The Denmark-to-Pakistan corridor is one of the densest remittance lanes in Northern Europe. Denmark's 900,000 immigrants generate over DKK 5 billion in annual remittances, with the top outbound corridors flowing to Turkey, Pakistan, Somalia, and Eastern Europe. Pakistani-Danish households account for a disproportionate share of that volume, sending an average of DKK 2,500–4,000 per transaction roughly 8–12 times a year. The economics matter: a typical Danske Bank or Nordea SWIFT transfer costs DKK 40–60 in upfront fees plus a 2.5–4% exchange-rate markup, meaning a DKK 5,000 transfer can lose DKK 175–260 in invisible spread alone. Digital providers compress that loss to under 1%, which is why bank market share on this corridor has fallen below 30% in 2026.

### Supplied material
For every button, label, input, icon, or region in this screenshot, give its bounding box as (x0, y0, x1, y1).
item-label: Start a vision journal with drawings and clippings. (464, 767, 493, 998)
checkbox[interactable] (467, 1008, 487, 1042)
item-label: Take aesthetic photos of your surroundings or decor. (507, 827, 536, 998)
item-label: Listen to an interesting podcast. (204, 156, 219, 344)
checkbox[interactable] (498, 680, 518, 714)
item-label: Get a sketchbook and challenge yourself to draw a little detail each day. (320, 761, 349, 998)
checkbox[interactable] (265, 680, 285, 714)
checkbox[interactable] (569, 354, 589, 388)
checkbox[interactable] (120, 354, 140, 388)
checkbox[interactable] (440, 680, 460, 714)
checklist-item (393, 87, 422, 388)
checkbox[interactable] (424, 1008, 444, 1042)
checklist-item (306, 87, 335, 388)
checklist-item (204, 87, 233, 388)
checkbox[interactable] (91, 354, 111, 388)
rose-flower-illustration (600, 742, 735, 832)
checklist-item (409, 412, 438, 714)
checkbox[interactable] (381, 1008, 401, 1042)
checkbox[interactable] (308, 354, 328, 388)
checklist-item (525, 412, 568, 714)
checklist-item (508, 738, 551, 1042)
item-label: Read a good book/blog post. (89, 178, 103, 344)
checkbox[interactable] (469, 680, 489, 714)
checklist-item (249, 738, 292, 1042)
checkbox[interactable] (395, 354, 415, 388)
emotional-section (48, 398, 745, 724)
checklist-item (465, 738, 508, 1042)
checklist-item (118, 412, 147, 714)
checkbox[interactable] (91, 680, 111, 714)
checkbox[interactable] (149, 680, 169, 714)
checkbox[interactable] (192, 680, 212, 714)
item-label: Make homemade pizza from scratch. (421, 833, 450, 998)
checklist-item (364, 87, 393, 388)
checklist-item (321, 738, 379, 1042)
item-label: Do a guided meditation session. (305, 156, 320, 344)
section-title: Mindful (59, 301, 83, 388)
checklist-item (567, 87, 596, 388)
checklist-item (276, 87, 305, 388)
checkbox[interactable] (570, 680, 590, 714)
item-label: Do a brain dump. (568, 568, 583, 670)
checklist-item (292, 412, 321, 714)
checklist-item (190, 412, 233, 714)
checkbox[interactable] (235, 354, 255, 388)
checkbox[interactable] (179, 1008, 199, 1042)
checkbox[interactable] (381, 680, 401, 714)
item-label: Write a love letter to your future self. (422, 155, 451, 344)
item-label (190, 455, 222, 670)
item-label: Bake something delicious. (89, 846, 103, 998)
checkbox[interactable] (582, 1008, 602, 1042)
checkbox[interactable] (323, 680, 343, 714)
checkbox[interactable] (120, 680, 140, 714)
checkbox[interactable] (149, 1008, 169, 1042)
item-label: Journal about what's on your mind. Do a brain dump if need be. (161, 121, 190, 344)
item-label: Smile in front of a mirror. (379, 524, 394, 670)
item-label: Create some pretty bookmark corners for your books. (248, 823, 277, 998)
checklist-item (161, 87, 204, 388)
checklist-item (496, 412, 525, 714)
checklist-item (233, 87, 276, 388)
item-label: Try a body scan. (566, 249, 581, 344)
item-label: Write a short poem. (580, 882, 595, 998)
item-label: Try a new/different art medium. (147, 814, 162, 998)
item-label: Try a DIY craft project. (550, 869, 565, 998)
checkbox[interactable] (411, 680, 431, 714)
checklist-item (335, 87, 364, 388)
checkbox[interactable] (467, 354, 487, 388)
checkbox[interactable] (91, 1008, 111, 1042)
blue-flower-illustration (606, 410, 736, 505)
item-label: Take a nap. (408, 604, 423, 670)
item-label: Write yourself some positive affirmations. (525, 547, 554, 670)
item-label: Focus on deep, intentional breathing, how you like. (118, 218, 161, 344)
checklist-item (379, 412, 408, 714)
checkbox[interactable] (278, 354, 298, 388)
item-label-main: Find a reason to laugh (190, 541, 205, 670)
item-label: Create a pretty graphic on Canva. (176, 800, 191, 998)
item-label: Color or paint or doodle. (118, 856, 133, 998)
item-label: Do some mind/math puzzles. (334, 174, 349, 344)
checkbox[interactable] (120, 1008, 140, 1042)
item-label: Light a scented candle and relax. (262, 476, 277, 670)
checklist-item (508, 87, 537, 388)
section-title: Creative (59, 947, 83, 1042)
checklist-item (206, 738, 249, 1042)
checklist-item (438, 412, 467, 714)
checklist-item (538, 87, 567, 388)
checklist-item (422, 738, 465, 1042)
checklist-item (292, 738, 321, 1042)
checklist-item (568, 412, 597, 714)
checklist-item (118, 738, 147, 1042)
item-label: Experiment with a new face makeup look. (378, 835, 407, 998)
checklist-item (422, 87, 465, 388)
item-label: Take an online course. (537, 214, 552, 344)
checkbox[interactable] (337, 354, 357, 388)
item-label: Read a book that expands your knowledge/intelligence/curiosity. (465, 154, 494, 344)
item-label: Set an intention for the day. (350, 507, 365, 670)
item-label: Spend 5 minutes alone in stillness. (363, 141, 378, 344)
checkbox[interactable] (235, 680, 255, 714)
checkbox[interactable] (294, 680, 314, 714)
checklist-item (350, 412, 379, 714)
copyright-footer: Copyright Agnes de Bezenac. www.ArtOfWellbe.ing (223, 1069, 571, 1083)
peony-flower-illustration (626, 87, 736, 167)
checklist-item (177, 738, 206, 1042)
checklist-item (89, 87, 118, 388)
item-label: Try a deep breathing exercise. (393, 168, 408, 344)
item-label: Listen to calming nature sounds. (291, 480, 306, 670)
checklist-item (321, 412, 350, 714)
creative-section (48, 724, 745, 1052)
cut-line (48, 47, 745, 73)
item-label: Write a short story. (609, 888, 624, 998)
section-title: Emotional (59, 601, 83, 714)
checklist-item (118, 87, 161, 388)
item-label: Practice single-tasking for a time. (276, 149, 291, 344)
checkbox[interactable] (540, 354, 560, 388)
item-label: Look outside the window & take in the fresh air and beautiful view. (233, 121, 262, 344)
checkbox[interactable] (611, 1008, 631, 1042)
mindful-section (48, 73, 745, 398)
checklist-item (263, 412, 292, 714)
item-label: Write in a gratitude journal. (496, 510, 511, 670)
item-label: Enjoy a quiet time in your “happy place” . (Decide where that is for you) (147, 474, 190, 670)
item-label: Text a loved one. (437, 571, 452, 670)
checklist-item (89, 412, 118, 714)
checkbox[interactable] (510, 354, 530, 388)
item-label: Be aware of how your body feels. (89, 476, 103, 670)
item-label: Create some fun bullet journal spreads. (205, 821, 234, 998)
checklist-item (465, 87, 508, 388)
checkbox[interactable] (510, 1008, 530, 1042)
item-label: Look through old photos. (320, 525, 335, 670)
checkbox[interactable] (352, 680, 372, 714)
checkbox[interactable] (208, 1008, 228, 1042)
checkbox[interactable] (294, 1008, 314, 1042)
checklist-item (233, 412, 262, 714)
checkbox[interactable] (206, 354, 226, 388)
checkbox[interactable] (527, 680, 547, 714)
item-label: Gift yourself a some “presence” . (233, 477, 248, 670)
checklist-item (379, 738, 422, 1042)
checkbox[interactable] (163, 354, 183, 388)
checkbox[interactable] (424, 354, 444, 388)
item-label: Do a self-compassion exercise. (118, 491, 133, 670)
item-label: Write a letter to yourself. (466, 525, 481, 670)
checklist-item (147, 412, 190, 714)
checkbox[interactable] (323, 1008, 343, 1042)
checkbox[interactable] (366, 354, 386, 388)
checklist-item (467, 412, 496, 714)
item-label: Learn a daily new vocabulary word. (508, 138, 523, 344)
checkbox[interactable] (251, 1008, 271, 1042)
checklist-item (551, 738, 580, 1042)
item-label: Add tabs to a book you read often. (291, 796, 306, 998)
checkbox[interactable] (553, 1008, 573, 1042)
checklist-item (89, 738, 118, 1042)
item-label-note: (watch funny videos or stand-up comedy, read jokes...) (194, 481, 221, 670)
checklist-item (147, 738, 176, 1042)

### Tasks for this exercise
- A) List every destination that the passage on the Denmark-to-Pakistan remittance corridor names as a top outbound corridor from Denmark.
- B) Answer these questions using the passage on the Denmark-to-Pakistan remittance corridor:
(i) How many immigrants live in Denmark?
(ii) How many times a year do Pakistani-Danish households send money?
(iii) What share of this corridor do banks hold in 2026?
- C) Carry on the passage about the Denmark-to-Pakistan remittance corridor from its last sentence.

### Exercise answers
- A) Turkey, Pakistan, Somalia, Eastern Europe

- B)
(i) 900,000
(ii) Roughly 8–12 times a year
(iii) Below 30%

- C)
Total cost on a DKK-to-PKR transfer breaks into two layers: a flat fee (DKK 0–35) and an FX margin (0.4%–4%). Wise typically charges DKK 18–28 in fees on a DKK 5,000 transfer with a margin near 0.5%, putting total cost around 0.9%. Remitly often waives the fee on first transfers and runs margins of 1.0–1.8%. Banks bundle their cost almost entirely into the spread, which is why the "zero fee" SWIFT offers from some Danish banks still cost 3–4× more than Wise on identical amounts. The rule for spotting hidden costs: always compare the PKR amount received, not the headline DKK fee. If the mid-market rate is PKR 41 per DKK and your provider quotes PKR 39.5, you are paying a 3.7% margin regardless of what the fee line says.
Across 2026 sampling, Wise consistently delivers the tightest spread at 0.4–0.6% above mid-market, followed by Revolut Premium (0.5–0.9%), Remitly Economy (1.0–1.5%), and WorldRemit (1.2–2.0%). Against Danish bank rates averaging 3–4% markup, switching to a digital provider saves 3–8% per transfer. On a DKK 10,000 remittance, that gap is worth DKK 300–800 — enough to fund an entire additional month of family support over a year of sending. Revolut works well for users already holding DKK in the app; Remitly often wins on promotional first-transfer rates; Wise is the default for predictable, large-volume senders above DKK 5,000.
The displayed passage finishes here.